BEGIN INPUT DATA

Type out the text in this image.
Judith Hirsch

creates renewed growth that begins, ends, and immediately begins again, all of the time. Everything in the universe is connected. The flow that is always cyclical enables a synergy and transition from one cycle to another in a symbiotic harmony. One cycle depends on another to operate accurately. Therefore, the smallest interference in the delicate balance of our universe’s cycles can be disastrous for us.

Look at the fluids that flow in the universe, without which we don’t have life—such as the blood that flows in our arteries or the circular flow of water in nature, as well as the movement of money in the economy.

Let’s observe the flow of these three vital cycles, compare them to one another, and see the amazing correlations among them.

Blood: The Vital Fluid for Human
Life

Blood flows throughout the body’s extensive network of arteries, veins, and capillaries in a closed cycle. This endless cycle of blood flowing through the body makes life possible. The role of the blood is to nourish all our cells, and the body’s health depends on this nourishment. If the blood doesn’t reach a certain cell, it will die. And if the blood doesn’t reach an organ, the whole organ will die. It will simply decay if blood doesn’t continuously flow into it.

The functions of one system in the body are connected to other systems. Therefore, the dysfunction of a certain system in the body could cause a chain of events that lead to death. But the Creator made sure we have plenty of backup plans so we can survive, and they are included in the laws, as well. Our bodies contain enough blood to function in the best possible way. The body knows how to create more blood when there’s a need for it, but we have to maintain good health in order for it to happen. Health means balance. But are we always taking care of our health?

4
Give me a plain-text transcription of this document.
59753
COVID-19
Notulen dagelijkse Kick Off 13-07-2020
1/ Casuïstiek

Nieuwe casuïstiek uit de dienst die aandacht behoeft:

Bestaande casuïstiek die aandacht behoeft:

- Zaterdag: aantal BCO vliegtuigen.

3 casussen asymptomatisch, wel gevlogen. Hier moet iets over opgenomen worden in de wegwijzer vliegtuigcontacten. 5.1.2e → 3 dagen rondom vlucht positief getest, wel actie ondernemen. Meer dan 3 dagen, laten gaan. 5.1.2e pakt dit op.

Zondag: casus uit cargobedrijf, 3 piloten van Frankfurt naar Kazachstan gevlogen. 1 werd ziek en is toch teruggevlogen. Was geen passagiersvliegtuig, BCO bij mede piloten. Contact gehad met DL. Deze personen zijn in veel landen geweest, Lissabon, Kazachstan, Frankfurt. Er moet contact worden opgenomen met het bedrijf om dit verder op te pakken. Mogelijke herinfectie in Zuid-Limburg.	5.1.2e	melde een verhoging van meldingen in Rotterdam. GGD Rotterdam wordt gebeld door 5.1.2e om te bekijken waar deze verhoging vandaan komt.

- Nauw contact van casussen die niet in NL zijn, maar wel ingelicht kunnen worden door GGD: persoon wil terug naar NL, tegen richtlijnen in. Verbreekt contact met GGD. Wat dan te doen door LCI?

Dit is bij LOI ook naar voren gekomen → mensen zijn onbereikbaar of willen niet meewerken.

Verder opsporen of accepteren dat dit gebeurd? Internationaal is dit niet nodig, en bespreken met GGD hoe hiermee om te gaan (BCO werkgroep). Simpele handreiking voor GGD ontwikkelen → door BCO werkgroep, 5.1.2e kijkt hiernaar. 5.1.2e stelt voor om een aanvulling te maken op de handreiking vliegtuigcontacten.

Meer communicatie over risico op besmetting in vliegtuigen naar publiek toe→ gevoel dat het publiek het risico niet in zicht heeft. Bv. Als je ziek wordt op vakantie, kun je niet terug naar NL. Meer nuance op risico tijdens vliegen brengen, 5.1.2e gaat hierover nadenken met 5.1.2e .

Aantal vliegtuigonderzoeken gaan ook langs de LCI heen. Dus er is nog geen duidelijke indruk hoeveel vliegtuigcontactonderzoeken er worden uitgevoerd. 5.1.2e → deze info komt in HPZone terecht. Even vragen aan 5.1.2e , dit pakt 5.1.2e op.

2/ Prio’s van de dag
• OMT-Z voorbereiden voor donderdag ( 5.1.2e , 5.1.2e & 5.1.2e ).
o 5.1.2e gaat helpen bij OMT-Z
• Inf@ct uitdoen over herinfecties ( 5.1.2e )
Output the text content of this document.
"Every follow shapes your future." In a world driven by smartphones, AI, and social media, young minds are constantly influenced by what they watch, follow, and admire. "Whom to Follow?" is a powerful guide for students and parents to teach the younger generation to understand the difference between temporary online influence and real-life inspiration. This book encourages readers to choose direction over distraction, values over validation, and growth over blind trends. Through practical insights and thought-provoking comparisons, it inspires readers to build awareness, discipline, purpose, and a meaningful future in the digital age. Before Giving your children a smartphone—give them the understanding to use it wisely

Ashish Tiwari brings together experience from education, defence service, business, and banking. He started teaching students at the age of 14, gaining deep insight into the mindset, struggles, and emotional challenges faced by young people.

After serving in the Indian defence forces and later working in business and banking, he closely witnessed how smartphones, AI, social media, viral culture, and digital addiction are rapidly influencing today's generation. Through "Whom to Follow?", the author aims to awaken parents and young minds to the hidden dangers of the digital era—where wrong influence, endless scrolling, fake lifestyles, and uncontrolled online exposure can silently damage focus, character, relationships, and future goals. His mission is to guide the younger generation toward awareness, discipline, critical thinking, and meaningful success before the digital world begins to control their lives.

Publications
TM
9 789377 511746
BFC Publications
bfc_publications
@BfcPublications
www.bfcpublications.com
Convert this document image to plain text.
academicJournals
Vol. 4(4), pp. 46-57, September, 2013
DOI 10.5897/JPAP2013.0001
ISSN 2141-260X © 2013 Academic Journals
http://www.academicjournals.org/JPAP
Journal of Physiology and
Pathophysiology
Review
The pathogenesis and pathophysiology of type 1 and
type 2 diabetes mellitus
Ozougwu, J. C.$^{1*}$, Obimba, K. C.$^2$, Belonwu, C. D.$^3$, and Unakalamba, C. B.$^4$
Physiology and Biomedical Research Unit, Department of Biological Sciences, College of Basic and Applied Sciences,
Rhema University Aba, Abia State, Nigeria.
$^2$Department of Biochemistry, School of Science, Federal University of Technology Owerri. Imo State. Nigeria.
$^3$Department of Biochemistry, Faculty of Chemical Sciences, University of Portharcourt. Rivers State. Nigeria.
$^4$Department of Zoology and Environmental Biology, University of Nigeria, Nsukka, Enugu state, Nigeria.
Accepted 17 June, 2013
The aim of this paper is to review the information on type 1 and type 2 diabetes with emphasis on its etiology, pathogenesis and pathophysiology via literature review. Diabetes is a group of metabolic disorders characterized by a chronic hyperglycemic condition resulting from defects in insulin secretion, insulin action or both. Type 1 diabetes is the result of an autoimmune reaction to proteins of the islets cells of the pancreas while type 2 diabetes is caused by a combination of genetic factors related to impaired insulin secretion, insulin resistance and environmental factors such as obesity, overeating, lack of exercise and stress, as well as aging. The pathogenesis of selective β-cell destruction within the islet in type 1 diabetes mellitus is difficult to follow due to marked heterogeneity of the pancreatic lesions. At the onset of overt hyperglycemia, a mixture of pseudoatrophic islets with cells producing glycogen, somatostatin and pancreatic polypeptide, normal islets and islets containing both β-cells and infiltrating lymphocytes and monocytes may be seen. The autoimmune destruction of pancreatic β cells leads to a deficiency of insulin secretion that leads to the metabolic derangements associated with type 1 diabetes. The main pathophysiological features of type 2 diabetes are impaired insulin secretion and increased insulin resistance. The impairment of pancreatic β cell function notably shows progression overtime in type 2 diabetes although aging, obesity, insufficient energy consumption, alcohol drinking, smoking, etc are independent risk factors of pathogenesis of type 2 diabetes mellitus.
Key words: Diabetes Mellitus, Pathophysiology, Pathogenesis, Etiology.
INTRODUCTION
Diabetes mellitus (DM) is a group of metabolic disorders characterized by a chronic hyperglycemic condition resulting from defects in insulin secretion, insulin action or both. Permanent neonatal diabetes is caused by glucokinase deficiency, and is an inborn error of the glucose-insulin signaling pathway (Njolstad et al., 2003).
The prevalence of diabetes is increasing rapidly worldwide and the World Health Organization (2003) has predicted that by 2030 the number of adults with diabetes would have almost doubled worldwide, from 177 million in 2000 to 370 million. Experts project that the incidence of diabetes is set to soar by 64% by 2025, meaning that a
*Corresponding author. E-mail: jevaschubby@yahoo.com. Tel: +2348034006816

END INPUT DATA

● EXERCISE PROMPT: Wherever the word "voor" occurs in the data, copy that whole line.

● RESULT:
Verder opsporen of accepteren dat dit gebeurd? Internationaal is dit niet nodig, en bespreken met GGD hoe hiermee om te gaan (BCO werkgroep). Simpele handreiking voor GGD ontwikkelen → door BCO werkgroep, 5.1.2e kijkt hiernaar. 5.1.2e stelt voor om een aanvulling te maken op de handreiking vliegtuigcontacten.
• OMT-Z voorbereiden voor donderdag ( 5.1.2e , 5.1.2e & 5.1.2e ).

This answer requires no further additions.